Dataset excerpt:
· · ·
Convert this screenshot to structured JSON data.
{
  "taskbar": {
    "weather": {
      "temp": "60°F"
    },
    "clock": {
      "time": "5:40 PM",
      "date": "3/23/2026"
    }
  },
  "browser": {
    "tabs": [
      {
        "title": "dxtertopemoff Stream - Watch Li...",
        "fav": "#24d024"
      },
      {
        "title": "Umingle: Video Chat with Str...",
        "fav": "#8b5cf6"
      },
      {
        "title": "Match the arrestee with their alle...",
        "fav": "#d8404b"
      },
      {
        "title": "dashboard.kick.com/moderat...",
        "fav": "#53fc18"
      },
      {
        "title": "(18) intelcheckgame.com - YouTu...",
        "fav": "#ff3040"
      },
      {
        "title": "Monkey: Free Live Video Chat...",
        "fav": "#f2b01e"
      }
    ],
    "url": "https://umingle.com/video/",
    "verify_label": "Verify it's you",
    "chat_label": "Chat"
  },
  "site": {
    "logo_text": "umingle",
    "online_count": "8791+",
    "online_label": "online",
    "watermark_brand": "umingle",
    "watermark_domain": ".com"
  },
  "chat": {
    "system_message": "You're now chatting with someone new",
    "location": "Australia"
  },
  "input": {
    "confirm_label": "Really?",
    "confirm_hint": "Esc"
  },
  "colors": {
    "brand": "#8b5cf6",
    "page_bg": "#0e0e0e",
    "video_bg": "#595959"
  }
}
· · ·
TASK INSTRUCTIONS: Print all of the entries exactly as they appear.

ANSWER:
Convert this screenshot to structured JSON data.
{
  "taskbar": {
    "weather": {
      "temp": "60°F"
    },
    "clock": {
      "time": "5:40 PM",
      "date": "3/23/2026"
    }
  },
  "browser": {
    "tabs": [
      {
        "title": "dxtertopemoff Stream - Watch Li...",
        "fav": "#24d024"
      },
      {
        "title": "Umingle: Video Chat with Str...",
        "fav": "#8b5cf6"
      },
      {
        "title": "Match the arrestee with their alle...",
        "fav": "#d8404b"
      },
      {
        "title": "dashboard.kick.com/moderat...",
        "fav": "#53fc18"
      },
      {
        "title": "(18) intelcheckgame.com - YouTu...",
        "fav": "#ff3040"
      },
      {
        "title": "Monkey: Free Live Video Chat...",
        "fav": "#f2b01e"
      }
    ],
    "url": "https://umingle.com/video/",
    "verify_label": "Verify it's you",
    "chat_label": "Chat"
  },
  "site": {
    "logo_text": "umingle",
    "online_count": "8791+",
    "online_label": "online",
    "watermark_brand": "umingle",
    "watermark_domain": ".com"
  },
  "chat": {
    "system_message": "You're now chatting with someone new",
    "location": "Australia"
  },
  "input": {
    "confirm_label": "Really?",
    "confirm_hint": "Esc"
  },
  "colors": {
    "brand": "#8b5cf6",
    "page_bg": "#0e0e0e",
    "video_bg": "#595959"
  }
}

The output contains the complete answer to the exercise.